*Texto para leer*
========================================================================

Una mirada retrospectiva de mi vida me lleva a gritar desde el fondo de mi corazón: «¡Gracias Padre, Señor del cielo y de la tierra!».
Sí, gracias, porque nunca podía haberme imaginado que el Señor me pediría este ministerio de ser Consejero y posible elector del Papa siendo cardenal de la Iglesia. Es verdad que los caminos del Señor son inescrutables.
Yo que imaginé que mi vida de sacerdote transcurriría toda ella o bien como misionero de África o bien como cura de pueblo en mi tierra de Aragón, resulta que Dios, en su eterna bondad, tenía otros planes para mí: ser Obispo, Arzobispo y ahora Cardenal. Algo que nunca pensé y nunca busqué.
¿Qué le digo al Señor en estos momentos? ¿Cuál es mi oración?
Le digo con toda humildad y confianza: Gracias porque me pensaste desde siempre, porque, desde toda la eternidad, estoy -estamos todos- en tu corazón. Cada cual con una misión, con una vocación particular.
Gracias porque me concediste, a su debido tiempo, nacer a la vida en el seno de una familia. En ella aprendí a abrirme a tu Presencia y a tu Palabra. En ella aprendí a balbucear las palabras: Dios, Padre, Jesucristo, María, hermano… Y a través de ella entré a formar parte de esa gran familia que es la Iglesia, nuestra madre. Esta Iglesia grande y pequeña a la vez, sabia por su gran experiencia y aprendiz (discípula) ante el misterio insondable de Dios del cual es portadora. Esta Iglesia conducida por el Espíritu Santo a través del ministerio del Papa Francisco, y en la que ahora he sido llamado a colaborar como uno de sus consejeros.

========================================================================

*Indicación 1*
Reproduce al pie de la letra el pasaje del texto de acción de gracias que empieza con "Una mirada retrospectiva" y sigue hasta "y nunca busqué.".
*Indicación 2*
En el texto de acción de gracias, ¿cómo imaginaba quien escribe que transcurriría su vida de sacerdote?
*Indicación 3*
Retoma el texto de acción de gracias y sigue escribiéndolo a partir de donde se detiene.

*Extracto de datos*
========================================================================

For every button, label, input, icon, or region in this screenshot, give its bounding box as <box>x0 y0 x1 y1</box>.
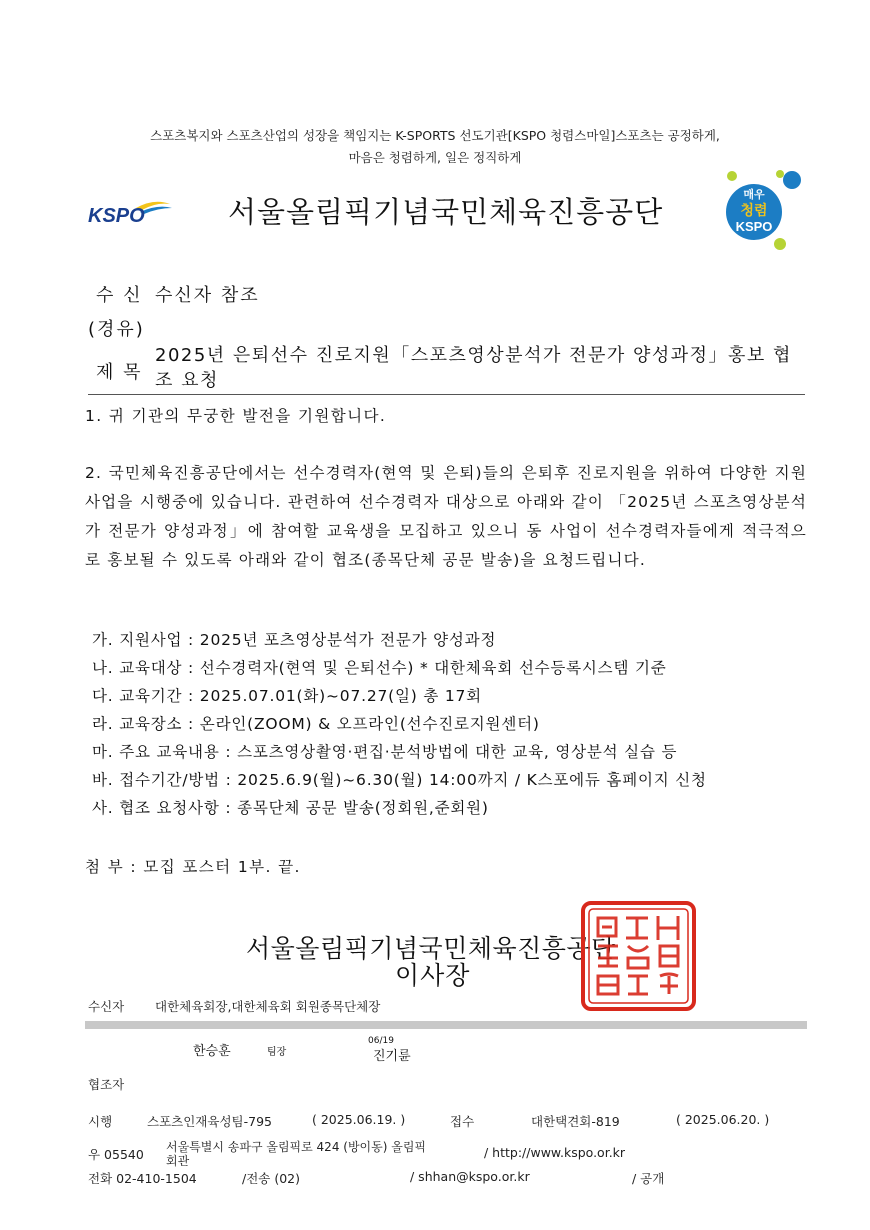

========================================================================

*Respuesta escrita 1*
Una mirada retrospectiva de mi vida me lleva a gritar desde el fondo de mi corazón: «¡Gracias Padre, Señor del cielo y de la tierra!».
Sí, gracias, porque nunca podía haberme imaginado que el Señor me pediría este ministerio de ser Consejero y posible elector del Papa siendo cardenal de la Iglesia. Es verdad que los caminos del Señor son inescrutables.
Yo que imaginé que mi vida de sacerdote transcurriría toda ella o bien como misionero de África o bien como cura de pueblo en mi tierra de Aragón, resulta que Dios, en su eterna bondad, tenía otros planes para mí: ser Obispo, Arzobispo y ahora Cardenal. Algo que nunca pensé y nunca busqué.

*Respuesta escrita 2*
Como misionero de África o como cura de pueblo en su tierra de Aragón.

*Respuesta escrita 3*
Quiero ejercer esta responsabilidad en comunión plena con el Santo Padre, con todos los cardenales y obispos de la Iglesia y unido a todo el pueblo santo de Dios. En esta gran familia que es la Iglesia, he experimentado –como todos vosotros- el gozo de la universalidad y de la comunión: una misma fe, a pesar de las distintas razas, culturas y lenguas.
Gracias, Padre de misericordia, porque a pesar de mi pequeñez, de mis limitaciones y de mis pecados Tú me llamas -nos llamas a cada uno de nosotros- a ser signo de tu misericordia en medio de nuestro mundo: «A ser santos e irreprochables en tu presencia por el amor».
Estamos necesitados de ternura y misericordia. Nuestro mundo necesita manos que consuelen, oídos que escuchen, corazones que amen… «Señor derrama sobre nosotros tu misericordia y danos tu salvación». Haznos expertos en humanidad, en misericordia. Jesucristo, tu Hijo, sol que nace de lo alto, se acerca a nosotros para que experimentemos tu ternura y tu misericordia.
Gracias, Padre nuestro, por este don entrañable: Jesucristo nuestro Salvador:
«Todo ha sido creado por medio Él y para Él. Todo subsiste por Él y en Él.
Él es el Alfa y Omega, el principio y el fi n.
Él es el Señor de la historia.
Por Él, con Él y en Él, a Ti, Dios Padre, en la unidad del Espíritu Santo, todo honor y toda gloria».
Gracias porque Jesús, tu Hijo, nos ha entregado el precioso regalo de la Eucaristía.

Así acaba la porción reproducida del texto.